November/December 2020Vol. XXXIII No. 2

The MIT Corporation: Reviewing Governance

Suzanne L. Glassburn

The MIT Corporation is the Institute’s governing board and, at full strength, has 78 members. Because it is difficult for such a large body to be nimble, much of the responsibility for governing the Institute has long been vested in a subset of the Corporation, the Executive Committee.

Last academic year, reflecting on some initiatives the Institute had undertaken in the recent past and on the Epstein crisis, a number of Corporation members had questions about the role of the full Corporation in MIT’s governance. In response, the Corporation voted to establish an Ad Hoc Committee on Governance and charged it with examining the respective roles of the Executive Committee and the greater Corporation. The committee ultimately did not recommend changes to the responsibilities of the two bodies, but did propose a number of amendments to MIT’s Bylaws. Some of the amendments were intended to document good governance practices, and others were intended to provide opportunities for more Corporation members to serve on standing committees of the Corporation. The Corporation adopted the amendments at meetings in May and August.

• [Instructions for the task]
Reproduce everything in the MIT governance article above from "Suzanne L. Glassburn" down to "the Executive Committee.", word for word.

• [Provided material]

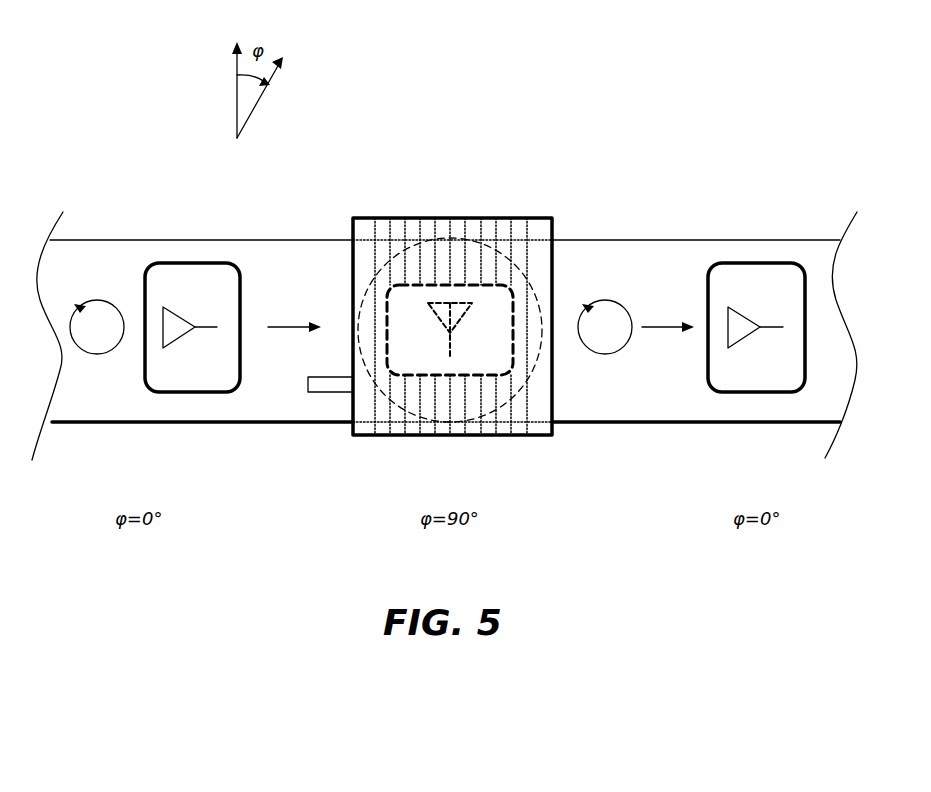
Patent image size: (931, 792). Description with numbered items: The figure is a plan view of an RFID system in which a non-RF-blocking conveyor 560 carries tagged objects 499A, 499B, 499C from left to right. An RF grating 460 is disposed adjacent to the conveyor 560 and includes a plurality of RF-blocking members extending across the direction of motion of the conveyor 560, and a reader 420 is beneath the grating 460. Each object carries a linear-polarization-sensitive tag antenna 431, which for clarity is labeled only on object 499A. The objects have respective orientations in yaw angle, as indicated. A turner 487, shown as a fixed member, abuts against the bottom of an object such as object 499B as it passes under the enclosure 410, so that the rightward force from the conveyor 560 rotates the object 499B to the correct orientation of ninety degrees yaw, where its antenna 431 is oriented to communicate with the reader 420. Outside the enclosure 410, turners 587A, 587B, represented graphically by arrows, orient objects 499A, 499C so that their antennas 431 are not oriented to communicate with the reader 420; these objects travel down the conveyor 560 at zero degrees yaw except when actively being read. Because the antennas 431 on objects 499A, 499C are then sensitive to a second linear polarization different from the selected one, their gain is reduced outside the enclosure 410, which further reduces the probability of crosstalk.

• [Exercise answer]
Suzanne L. Glassburn

The MIT Corporation is the Institute’s governing board and, at full strength, has 78 members. Because it is difficult for such a large body to be nimble, much of the responsibility for governing the Institute has long been vested in a subset of the Corporation, the Executive Committee.